▸ WORK TO BE COMPLETED
Scan the following material for the string "activities" and copy each line in which it appears.

▸ RECORDS FOR THE TASK
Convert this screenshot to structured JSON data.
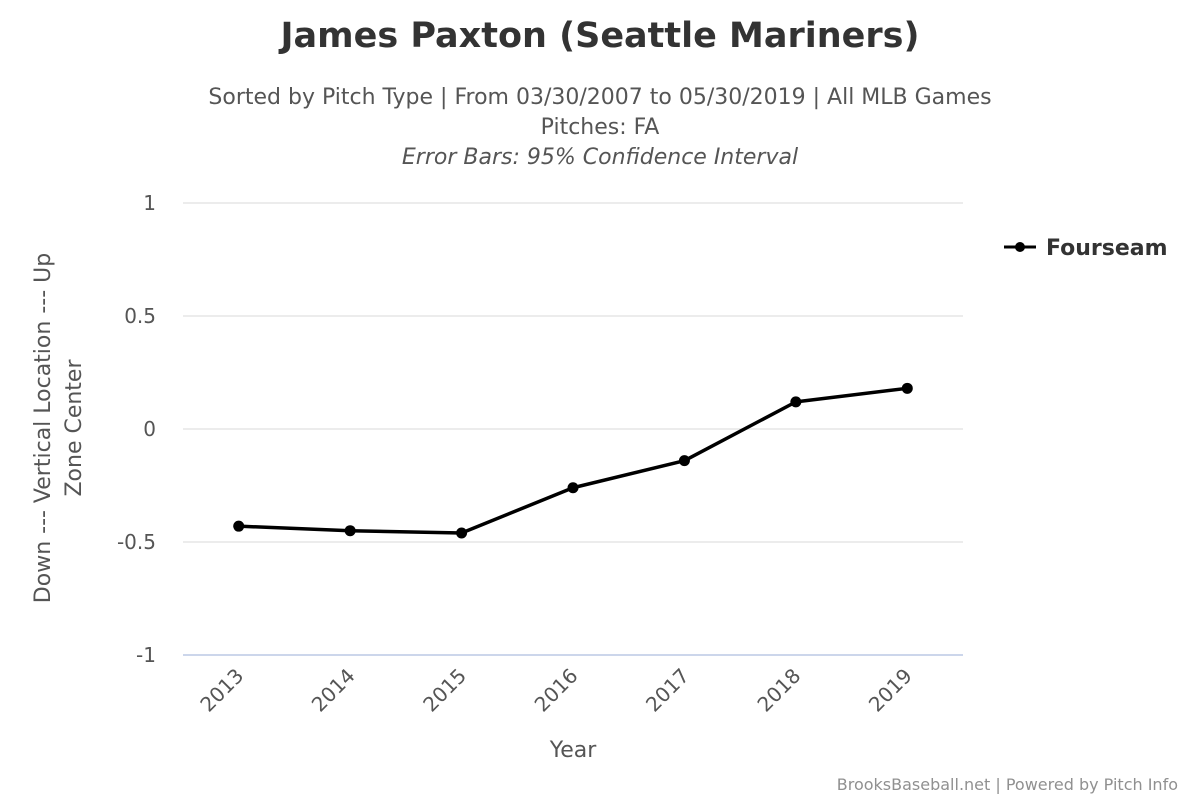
{
  "chart_data": {
    "type": "line",
    "title": "James Paxton (Seattle Mariners)",
    "subtitle_lines": [
      "Sorted by Pitch Type | From 03/30/2007 to 05/30/2019 | All MLB Games",
      "Pitches: FA"
    ],
    "subtitle_note": "Error Bars: 95% Confidence Interval",
    "xlabel": "Year",
    "ylabel_lines": [
      "Down --- Vertical Location --- Up",
      "Zone Center"
    ],
    "categories": [
      "2013",
      "2014",
      "2015",
      "2016",
      "2017",
      "2018",
      "2019"
    ],
    "y_ticks": [
      {
        "value": 1,
        "label": "1"
      },
      {
        "value": 0.5,
        "label": "0.5"
      },
      {
        "value": 0,
        "label": "0"
      },
      {
        "value": -0.5,
        "label": "-0.5"
      },
      {
        "value": -1,
        "label": "-1"
      }
    ],
    "ylim": [
      -1,
      1
    ],
    "grid": true,
    "legend_position": "top-right",
    "series": [
      {
        "name": "Fourseam",
        "color": "#000000",
        "values": [
          -0.43,
          -0.45,
          -0.46,
          -0.26,
          -0.14,
          0.12,
          0.18
        ]
      }
    ],
    "credits": "BrooksBaseball.net | Powered by Pitch Info"
  }
}
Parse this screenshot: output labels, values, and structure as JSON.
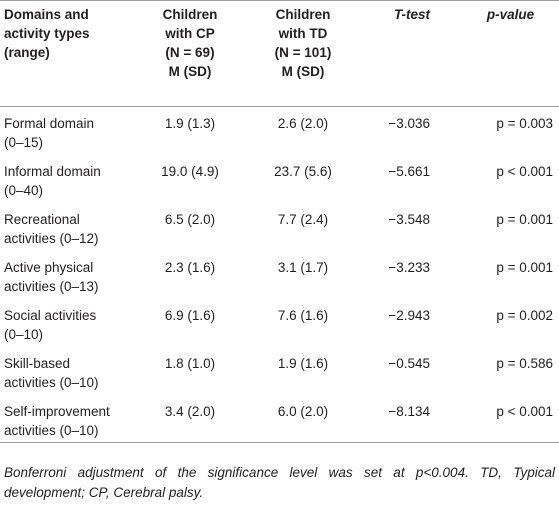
{
  "table": {
    "header": [
      [
        "Domains and",
        "activity types",
        "(range)"
      ],
      [
        "Children",
        "with CP",
        "(N = 69)",
        "M (SD)"
      ],
      [
        "Children",
        "with TD",
        "(N = 101)",
        "M (SD)"
      ],
      [
        "T-test"
      ],
      [
        "p-value"
      ]
    ],
    "rows": [
      [
        [
          "Formal domain",
          "(0–15)"
        ],
        "1.9 (1.3)",
        "2.6 (2.0)",
        "−3.036",
        "p = 0.003"
      ],
      [
        [
          "Informal domain",
          "(0–40)"
        ],
        "19.0 (4.9)",
        "23.7 (5.6)",
        "−5.661",
        "p < 0.001"
      ],
      [
        [
          "Recreational",
          "activities (0–12)"
        ],
        "6.5 (2.0)",
        "7.7 (2.4)",
        "−3.548",
        "p = 0.001"
      ],
      [
        [
          "Active physical",
          "activities (0–13)"
        ],
        "2.3 (1.6)",
        "3.1 (1.7)",
        "−3.233",
        "p = 0.001"
      ],
      [
        [
          "Social activities",
          "(0–10)"
        ],
        "6.9 (1.6)",
        "7.6 (1.6)",
        "−2.943",
        "p = 0.002"
      ],
      [
        [
          "Skill-based",
          "activities (0–10)"
        ],
        "1.8 (1.0)",
        "1.9 (1.6)",
        "−0.545",
        "p = 0.586"
      ],
      [
        [
          "Self-improvement",
          "activities (0–10)"
        ],
        "3.4 (2.0)",
        "6.0 (2.0)",
        "−8.134",
        "p < 0.001"
      ]
    ],
    "footnote": "Bonferroni adjustment of the significance level was set at p<0.004. TD, Typical development; CP, Cerebral palsy."
  }
}
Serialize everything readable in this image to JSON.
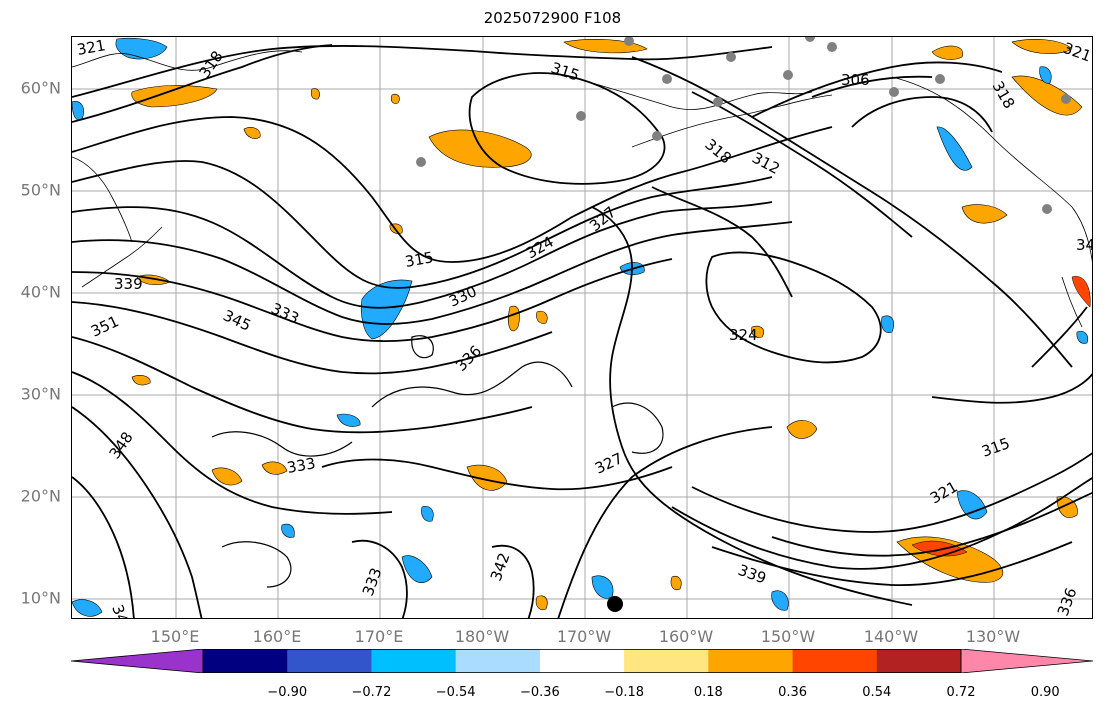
{
  "title": "2025072900 F108",
  "lat_labels": [
    "60°N",
    "50°N",
    "40°N",
    "30°N",
    "20°N",
    "10°N"
  ],
  "lon_labels": [
    "150°E",
    "160°E",
    "170°E",
    "180°W",
    "170°W",
    "160°W",
    "150°W",
    "140°W",
    "130°W"
  ],
  "contour_labels": [
    "321",
    "318",
    "315",
    "312",
    "306",
    "318",
    "324",
    "327",
    "324",
    "315",
    "339",
    "330",
    "333",
    "351",
    "345",
    "336",
    "324",
    "348",
    "333",
    "327",
    "315",
    "321",
    "339",
    "342",
    "333",
    "342",
    "336",
    "34"
  ],
  "colorbar": {
    "ticks": [
      "−0.90",
      "−0.72",
      "−0.54",
      "−0.36",
      "−0.18",
      "0.18",
      "0.36",
      "0.54",
      "0.72",
      "0.90"
    ],
    "colors": [
      "#9933cc",
      "#000080",
      "#3355cc",
      "#00bfff",
      "#aadcff",
      "#ffffff",
      "#ffe680",
      "#ffa500",
      "#ff4500",
      "#b22222",
      "#ff88aa"
    ]
  },
  "colors": {
    "warm_fill": "#ffa500",
    "cool_fill": "#22aaff",
    "contour": "#000000",
    "station": "#808080"
  }
}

▸ REPLY TO THE EXERCISE
          "activities (0–12)"
          "activities (0–13)"
          "Social activities",
          "activities (0–10)"
          "activities (0–10)"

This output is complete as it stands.